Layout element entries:

--- START ---

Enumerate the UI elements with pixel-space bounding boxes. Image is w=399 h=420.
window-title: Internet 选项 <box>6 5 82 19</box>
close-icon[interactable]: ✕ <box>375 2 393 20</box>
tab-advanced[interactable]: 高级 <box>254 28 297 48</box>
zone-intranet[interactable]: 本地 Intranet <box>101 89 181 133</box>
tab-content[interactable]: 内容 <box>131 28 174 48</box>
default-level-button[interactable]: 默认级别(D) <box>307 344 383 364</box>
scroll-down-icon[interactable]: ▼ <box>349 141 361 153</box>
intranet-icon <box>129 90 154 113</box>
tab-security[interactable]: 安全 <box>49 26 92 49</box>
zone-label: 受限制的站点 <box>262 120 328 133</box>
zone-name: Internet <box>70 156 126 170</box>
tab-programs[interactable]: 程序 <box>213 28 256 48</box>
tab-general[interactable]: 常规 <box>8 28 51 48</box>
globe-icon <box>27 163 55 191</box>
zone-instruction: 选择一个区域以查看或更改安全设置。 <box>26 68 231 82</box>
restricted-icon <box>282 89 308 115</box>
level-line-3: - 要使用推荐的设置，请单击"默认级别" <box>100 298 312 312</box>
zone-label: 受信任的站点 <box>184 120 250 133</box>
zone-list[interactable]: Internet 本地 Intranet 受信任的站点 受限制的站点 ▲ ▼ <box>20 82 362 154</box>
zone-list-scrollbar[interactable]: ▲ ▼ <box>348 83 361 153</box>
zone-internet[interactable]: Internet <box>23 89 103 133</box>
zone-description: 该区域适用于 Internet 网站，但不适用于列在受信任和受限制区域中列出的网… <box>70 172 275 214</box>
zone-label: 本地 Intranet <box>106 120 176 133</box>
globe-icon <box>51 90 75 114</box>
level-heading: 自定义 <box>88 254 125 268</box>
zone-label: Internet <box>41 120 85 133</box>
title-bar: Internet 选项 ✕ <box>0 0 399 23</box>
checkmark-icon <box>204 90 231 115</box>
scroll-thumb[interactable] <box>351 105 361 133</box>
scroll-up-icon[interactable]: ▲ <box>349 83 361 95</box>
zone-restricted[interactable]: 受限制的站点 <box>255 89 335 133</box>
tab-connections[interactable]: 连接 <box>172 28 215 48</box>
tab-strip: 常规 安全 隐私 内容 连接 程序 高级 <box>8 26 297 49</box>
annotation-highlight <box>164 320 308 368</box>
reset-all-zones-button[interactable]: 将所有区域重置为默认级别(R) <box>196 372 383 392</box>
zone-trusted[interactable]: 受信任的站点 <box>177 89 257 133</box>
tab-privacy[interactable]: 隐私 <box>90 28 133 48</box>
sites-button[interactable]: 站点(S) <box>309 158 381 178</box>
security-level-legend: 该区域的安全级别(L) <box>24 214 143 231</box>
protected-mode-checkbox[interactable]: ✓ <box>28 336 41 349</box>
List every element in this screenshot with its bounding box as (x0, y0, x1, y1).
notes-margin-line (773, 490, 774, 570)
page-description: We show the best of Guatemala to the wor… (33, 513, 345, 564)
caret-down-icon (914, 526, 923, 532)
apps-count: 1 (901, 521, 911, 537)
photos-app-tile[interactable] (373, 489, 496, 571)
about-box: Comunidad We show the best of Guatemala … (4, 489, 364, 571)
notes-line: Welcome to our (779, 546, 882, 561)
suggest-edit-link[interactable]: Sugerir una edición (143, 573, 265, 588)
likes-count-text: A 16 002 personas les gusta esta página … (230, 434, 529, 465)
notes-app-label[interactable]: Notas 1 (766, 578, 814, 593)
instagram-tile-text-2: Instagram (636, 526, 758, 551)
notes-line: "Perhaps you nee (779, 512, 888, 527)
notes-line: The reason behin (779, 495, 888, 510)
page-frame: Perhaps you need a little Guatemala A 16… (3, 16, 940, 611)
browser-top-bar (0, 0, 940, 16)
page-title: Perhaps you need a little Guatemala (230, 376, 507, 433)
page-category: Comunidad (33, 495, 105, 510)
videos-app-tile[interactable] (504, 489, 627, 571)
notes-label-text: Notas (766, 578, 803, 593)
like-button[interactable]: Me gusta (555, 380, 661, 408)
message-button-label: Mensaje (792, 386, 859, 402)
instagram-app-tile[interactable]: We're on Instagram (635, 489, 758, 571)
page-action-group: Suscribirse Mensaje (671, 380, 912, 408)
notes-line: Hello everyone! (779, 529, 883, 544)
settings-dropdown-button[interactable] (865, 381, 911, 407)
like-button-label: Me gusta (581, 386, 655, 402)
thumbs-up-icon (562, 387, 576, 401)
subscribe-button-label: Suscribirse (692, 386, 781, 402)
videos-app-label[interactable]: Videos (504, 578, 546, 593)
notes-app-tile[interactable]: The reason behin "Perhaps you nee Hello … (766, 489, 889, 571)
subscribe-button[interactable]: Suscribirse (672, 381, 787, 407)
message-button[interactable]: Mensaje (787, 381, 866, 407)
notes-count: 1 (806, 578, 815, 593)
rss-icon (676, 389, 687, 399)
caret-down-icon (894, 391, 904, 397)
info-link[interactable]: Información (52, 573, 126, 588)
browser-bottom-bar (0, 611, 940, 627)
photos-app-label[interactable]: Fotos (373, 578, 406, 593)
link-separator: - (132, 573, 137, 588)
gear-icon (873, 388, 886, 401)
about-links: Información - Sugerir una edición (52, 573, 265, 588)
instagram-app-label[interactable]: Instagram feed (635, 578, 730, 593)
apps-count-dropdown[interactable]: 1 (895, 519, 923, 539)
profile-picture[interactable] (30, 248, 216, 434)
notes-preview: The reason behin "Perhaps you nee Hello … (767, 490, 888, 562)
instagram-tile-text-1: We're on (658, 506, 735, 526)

--- END ---

■ **EXERCISE BRIEF**: Please identify every line above that contains the string "title", counting only matches with the same case.

■ **FULL OUTPUT**:
window-title: Internet 选项 <box>6 5 82 19</box>
title-bar: Internet 选项 ✕ <box>0 0 399 23</box>
page-title: Perhaps you need a little Guatemala (230, 376, 507, 433)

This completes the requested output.